Below is a block of records; repeat each one exactly.

[START Listed entries]

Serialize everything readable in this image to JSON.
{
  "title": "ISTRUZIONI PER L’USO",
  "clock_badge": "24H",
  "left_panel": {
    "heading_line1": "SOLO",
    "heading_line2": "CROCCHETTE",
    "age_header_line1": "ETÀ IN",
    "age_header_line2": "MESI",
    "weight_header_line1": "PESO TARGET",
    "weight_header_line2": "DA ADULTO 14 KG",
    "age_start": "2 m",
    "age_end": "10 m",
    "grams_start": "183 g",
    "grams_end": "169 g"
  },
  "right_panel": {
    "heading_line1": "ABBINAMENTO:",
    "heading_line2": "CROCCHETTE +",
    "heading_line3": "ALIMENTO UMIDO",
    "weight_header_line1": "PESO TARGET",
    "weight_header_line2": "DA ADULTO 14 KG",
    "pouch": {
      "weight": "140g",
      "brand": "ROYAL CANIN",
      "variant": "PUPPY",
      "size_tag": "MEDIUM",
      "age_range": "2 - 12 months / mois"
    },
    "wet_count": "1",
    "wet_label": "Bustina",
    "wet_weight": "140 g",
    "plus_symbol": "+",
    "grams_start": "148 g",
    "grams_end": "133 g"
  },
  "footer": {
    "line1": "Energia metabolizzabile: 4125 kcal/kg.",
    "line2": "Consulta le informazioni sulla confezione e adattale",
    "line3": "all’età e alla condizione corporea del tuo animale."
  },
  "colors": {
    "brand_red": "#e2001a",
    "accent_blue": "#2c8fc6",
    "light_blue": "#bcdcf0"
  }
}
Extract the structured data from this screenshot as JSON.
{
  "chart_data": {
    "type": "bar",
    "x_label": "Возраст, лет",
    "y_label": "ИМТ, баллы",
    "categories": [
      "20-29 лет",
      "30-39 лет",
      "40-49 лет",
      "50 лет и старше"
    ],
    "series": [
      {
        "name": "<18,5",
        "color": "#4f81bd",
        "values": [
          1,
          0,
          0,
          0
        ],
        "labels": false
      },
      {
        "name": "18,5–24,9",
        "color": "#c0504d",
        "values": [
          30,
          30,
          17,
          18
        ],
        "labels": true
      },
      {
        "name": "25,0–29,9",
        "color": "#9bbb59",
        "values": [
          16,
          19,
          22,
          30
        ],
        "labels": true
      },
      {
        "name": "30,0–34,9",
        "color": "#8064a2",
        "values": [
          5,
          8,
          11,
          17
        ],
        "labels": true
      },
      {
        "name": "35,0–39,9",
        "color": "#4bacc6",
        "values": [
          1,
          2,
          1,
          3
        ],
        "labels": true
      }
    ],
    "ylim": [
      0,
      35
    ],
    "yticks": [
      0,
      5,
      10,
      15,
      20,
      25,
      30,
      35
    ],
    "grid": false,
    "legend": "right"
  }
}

[END Listed entries]

**Problem solution:**
Serialize everything readable in this image to JSON.
{
  "title": "ISTRUZIONI PER L’USO",
  "clock_badge": "24H",
  "left_panel": {
    "heading_line1": "SOLO",
    "heading_line2": "CROCCHETTE",
    "age_header_line1": "ETÀ IN",
    "age_header_line2": "MESI",
    "weight_header_line1": "PESO TARGET",
    "weight_header_line2": "DA ADULTO 14 KG",
    "age_start": "2 m",
    "age_end": "10 m",
    "grams_start": "183 g",
    "grams_end": "169 g"
  },
  "right_panel": {
    "heading_line1": "ABBINAMENTO:",
    "heading_line2": "CROCCHETTE +",
    "heading_line3": "ALIMENTO UMIDO",
    "weight_header_line1": "PESO TARGET",
    "weight_header_line2": "DA ADULTO 14 KG",
    "pouch": {
      "weight": "140g",
      "brand": "ROYAL CANIN",
      "variant": "PUPPY",
      "size_tag": "MEDIUM",
      "age_range": "2 - 12 months / mois"
    },
    "wet_count": "1",
    "wet_label": "Bustina",
    "wet_weight": "140 g",
    "plus_symbol": "+",
    "grams_start": "148 g",
    "grams_end": "133 g"
  },
  "footer": {
    "line1": "Energia metabolizzabile: 4125 kcal/kg.",
    "line2": "Consulta le informazioni sulla confezione e adattale",
    "line3": "all’età e alla condizione corporea del tuo animale."
  },
  "colors": {
    "brand_red": "#e2001a",
    "accent_blue": "#2c8fc6",
    "light_blue": "#bcdcf0"
  }
}
Extract the structured data from this screenshot as JSON.
{
  "chart_data": {
    "type": "bar",
    "x_label": "Возраст, лет",
    "y_label": "ИМТ, баллы",
    "categories": [
      "20-29 лет",
      "30-39 лет",
      "40-49 лет",
      "50 лет и старше"
    ],
    "series": [
      {
        "name": "<18,5",
        "color": "#4f81bd",
        "values": [
          1,
          0,
          0,
          0
        ],
        "labels": false
      },
      {
        "name": "18,5–24,9",
        "color": "#c0504d",
        "values": [
          30,
          30,
          17,
          18
        ],
        "labels": true
      },
      {
        "name": "25,0–29,9",
        "color": "#9bbb59",
        "values": [
          16,
          19,
          22,
          30
        ],
        "labels": true
      },
      {
        "name": "30,0–34,9",
        "color": "#8064a2",
        "values": [
          5,
          8,
          11,
          17
        ],
        "labels": true
      },
      {
        "name": "35,0–39,9",
        "color": "#4bacc6",
        "values": [
          1,
          2,
          1,
          3
        ],
        "labels": true
      }
    ],
    "ylim": [
      0,
      35
    ],
    "yticks": [
      0,
      5,
      10,
      15,
      20,
      25,
      30,
      35
    ],
    "grid": false,
    "legend": "right"
  }
}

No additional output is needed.